▸ PROBLEM DETAILS:
Copy all lines of the listing that include the string "degrees".

(Extracted data entries)
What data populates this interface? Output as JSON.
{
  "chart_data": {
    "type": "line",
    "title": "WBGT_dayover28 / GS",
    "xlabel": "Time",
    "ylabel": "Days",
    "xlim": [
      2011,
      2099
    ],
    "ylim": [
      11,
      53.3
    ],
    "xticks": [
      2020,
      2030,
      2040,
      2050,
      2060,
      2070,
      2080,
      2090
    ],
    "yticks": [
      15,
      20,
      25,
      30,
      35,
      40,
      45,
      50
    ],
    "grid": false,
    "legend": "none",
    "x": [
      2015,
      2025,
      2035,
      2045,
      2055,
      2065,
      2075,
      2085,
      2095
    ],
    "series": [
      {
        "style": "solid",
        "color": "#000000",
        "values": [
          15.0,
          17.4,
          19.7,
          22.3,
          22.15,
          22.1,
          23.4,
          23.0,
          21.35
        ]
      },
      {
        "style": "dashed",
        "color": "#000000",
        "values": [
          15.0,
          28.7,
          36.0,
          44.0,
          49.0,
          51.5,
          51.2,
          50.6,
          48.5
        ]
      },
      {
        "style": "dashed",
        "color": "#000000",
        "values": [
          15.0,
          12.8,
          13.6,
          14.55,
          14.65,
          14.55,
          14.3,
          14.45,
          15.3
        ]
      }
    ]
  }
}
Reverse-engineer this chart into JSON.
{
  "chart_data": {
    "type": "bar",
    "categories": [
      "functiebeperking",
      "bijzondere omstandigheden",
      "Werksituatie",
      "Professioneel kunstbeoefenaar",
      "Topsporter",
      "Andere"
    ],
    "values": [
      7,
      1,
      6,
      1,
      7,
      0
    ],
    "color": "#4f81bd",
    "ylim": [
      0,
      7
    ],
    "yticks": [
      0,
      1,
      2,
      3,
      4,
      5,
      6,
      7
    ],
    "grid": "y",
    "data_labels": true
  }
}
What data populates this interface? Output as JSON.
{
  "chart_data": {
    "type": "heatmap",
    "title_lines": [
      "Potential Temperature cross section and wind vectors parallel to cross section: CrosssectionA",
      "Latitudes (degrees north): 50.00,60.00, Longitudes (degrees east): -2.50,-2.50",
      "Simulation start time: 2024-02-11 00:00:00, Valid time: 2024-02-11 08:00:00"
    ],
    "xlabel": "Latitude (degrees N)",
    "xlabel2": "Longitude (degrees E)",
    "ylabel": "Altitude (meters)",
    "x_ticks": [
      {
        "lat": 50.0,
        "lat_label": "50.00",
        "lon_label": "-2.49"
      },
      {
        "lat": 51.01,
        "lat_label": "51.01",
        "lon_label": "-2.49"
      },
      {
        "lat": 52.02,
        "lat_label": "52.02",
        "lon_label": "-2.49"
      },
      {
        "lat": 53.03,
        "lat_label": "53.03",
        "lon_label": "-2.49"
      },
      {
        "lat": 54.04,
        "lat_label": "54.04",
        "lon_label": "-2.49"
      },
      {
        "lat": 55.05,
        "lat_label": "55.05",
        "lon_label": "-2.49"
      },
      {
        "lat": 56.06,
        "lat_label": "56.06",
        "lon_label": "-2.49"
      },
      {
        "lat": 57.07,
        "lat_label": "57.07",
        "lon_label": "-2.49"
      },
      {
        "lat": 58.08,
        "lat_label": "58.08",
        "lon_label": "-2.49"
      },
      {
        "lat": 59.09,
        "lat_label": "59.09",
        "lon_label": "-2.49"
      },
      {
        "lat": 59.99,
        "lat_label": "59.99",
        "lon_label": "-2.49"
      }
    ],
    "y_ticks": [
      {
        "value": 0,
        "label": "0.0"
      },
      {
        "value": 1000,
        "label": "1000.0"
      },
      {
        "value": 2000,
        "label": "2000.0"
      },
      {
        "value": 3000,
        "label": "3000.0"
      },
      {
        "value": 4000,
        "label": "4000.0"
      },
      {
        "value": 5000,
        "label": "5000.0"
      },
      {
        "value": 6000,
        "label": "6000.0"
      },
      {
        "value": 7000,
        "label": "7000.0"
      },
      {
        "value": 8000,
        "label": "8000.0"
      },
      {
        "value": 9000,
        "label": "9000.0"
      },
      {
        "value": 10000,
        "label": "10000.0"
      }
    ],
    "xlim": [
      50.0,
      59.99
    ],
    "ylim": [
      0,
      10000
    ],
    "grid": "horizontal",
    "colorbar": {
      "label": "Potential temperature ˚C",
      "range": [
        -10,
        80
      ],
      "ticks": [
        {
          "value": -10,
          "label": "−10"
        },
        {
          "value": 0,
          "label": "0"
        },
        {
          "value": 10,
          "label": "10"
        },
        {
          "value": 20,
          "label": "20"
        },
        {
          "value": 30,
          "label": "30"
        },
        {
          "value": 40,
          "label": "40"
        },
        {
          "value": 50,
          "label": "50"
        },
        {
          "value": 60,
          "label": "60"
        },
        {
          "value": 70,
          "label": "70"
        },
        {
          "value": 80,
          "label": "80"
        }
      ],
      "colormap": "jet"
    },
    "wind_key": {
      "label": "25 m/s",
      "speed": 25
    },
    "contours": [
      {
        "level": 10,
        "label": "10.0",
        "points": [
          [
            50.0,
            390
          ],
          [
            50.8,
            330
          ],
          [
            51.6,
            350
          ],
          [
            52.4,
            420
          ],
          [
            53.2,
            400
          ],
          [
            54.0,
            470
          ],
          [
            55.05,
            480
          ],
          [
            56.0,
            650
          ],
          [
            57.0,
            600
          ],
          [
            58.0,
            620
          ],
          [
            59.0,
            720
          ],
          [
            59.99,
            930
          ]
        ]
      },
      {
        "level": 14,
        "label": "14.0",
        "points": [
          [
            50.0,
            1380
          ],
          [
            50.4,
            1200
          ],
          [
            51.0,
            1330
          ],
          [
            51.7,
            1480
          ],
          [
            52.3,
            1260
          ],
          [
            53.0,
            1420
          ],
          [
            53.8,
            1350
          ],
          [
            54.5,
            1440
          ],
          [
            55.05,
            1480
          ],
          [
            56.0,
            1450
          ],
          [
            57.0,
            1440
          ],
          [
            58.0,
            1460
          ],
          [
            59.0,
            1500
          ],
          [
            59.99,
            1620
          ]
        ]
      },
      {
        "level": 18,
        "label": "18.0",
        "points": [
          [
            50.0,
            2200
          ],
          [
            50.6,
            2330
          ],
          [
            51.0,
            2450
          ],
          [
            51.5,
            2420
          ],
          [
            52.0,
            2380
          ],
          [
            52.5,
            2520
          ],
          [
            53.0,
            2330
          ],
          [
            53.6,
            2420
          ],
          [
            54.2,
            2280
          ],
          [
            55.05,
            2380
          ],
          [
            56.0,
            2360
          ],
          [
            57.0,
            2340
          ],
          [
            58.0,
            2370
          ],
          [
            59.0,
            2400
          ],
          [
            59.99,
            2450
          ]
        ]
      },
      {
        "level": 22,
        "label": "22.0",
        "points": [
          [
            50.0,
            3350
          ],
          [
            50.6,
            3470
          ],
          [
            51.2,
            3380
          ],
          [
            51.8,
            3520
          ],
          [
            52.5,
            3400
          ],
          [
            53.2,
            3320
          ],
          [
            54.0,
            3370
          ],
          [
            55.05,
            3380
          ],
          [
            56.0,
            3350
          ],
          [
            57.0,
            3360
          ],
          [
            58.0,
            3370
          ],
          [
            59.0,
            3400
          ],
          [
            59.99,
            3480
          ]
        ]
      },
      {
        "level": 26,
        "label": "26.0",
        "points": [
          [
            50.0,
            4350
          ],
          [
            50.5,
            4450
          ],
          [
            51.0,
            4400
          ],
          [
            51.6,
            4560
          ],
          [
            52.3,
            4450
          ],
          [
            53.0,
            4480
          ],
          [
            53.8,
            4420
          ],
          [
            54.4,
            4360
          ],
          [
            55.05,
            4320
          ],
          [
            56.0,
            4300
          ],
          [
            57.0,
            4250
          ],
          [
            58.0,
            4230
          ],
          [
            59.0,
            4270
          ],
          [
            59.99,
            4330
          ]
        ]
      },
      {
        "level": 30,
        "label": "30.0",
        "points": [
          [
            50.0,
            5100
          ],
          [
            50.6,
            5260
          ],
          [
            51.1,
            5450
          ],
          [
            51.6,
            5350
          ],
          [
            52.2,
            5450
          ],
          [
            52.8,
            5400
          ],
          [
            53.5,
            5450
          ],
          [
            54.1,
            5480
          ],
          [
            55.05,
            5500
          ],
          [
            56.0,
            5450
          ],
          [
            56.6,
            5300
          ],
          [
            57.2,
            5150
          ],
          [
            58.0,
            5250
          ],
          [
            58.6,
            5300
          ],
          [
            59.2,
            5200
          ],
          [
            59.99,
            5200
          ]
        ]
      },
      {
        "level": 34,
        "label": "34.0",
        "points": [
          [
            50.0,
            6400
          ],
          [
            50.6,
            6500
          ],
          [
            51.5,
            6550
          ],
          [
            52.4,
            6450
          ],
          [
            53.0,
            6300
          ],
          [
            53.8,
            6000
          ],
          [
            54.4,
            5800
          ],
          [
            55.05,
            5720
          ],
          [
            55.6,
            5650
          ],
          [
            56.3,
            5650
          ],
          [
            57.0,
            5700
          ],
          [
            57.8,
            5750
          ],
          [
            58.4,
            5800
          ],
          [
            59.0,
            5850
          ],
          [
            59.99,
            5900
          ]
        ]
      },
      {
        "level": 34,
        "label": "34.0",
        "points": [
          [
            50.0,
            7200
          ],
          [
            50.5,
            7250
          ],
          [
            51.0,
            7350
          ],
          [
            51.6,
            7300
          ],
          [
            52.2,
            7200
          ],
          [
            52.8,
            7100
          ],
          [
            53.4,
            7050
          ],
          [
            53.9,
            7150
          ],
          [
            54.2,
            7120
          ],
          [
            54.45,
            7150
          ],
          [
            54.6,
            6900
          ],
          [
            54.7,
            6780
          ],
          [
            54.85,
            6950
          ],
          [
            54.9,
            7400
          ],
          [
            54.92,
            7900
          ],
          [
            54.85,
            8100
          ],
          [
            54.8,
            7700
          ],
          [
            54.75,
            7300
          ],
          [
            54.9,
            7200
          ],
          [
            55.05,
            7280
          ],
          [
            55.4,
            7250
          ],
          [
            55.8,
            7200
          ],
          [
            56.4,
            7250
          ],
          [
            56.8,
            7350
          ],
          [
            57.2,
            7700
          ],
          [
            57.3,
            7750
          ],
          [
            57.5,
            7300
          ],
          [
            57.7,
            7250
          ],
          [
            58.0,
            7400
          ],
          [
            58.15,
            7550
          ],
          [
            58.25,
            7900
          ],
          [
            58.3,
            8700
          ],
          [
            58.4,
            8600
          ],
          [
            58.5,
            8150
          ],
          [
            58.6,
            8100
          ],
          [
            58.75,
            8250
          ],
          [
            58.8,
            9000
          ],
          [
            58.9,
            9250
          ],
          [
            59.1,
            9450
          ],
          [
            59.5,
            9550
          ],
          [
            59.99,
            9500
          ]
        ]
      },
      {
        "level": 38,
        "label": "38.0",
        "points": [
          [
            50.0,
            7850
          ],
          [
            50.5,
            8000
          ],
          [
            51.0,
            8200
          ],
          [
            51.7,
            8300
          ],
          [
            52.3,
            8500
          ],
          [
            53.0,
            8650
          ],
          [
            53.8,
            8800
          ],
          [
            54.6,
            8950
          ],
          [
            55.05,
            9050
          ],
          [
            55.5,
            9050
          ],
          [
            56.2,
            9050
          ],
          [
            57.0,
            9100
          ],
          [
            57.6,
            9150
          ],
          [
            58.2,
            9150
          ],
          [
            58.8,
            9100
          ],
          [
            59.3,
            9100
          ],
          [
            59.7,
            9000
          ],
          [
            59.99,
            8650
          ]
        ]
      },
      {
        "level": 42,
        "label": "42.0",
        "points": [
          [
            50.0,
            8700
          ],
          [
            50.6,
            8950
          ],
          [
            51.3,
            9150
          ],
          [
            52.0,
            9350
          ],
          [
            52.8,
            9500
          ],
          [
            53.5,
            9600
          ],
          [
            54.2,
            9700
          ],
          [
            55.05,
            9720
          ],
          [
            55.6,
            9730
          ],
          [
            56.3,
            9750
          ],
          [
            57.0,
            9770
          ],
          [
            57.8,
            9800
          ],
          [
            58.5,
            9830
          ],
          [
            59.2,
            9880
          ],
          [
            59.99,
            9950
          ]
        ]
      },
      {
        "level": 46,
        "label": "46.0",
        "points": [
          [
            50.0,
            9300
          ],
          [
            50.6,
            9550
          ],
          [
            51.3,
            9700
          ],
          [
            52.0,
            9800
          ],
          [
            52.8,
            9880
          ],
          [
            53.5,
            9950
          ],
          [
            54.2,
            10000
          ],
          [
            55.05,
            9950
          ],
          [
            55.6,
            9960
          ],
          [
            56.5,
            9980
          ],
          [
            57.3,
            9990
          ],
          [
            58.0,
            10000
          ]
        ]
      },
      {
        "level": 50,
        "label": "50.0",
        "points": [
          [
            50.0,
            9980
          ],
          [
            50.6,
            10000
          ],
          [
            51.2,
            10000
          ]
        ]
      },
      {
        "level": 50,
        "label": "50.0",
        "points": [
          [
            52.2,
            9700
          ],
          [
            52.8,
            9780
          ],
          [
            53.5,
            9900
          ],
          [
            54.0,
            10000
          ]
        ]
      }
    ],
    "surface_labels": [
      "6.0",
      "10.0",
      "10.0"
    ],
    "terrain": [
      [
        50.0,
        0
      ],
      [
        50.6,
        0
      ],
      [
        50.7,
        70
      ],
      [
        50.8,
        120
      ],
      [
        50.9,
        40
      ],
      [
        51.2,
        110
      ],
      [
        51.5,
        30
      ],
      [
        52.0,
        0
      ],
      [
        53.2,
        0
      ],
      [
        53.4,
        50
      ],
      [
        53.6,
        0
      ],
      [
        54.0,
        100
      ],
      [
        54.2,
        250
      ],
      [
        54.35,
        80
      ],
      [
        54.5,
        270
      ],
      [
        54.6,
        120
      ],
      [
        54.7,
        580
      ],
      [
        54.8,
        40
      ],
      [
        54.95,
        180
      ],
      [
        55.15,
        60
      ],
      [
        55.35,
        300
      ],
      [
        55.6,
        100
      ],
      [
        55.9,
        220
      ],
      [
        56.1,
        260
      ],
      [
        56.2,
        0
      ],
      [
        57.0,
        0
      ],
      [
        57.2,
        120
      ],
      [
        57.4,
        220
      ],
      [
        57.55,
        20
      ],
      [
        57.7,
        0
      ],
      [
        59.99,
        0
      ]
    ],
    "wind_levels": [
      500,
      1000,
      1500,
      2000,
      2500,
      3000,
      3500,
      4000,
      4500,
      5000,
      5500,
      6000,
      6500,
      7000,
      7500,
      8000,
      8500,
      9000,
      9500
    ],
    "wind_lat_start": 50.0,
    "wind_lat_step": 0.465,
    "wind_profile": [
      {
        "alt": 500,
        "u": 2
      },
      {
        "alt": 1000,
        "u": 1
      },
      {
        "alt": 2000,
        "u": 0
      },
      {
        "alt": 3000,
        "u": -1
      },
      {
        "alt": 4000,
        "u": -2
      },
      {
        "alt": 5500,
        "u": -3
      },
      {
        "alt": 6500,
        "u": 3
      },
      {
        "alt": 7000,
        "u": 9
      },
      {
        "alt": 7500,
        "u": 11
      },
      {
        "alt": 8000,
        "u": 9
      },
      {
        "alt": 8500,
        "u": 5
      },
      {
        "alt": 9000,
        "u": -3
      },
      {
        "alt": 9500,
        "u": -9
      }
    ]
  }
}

▸ RESPONSE TO THIS TASK:
      "Latitudes (degrees north): 50.00,60.00, Longitudes (degrees east): -2.50,-2.50",
    "xlabel": "Latitude (degrees N)",
    "xlabel2": "Longitude (degrees E)",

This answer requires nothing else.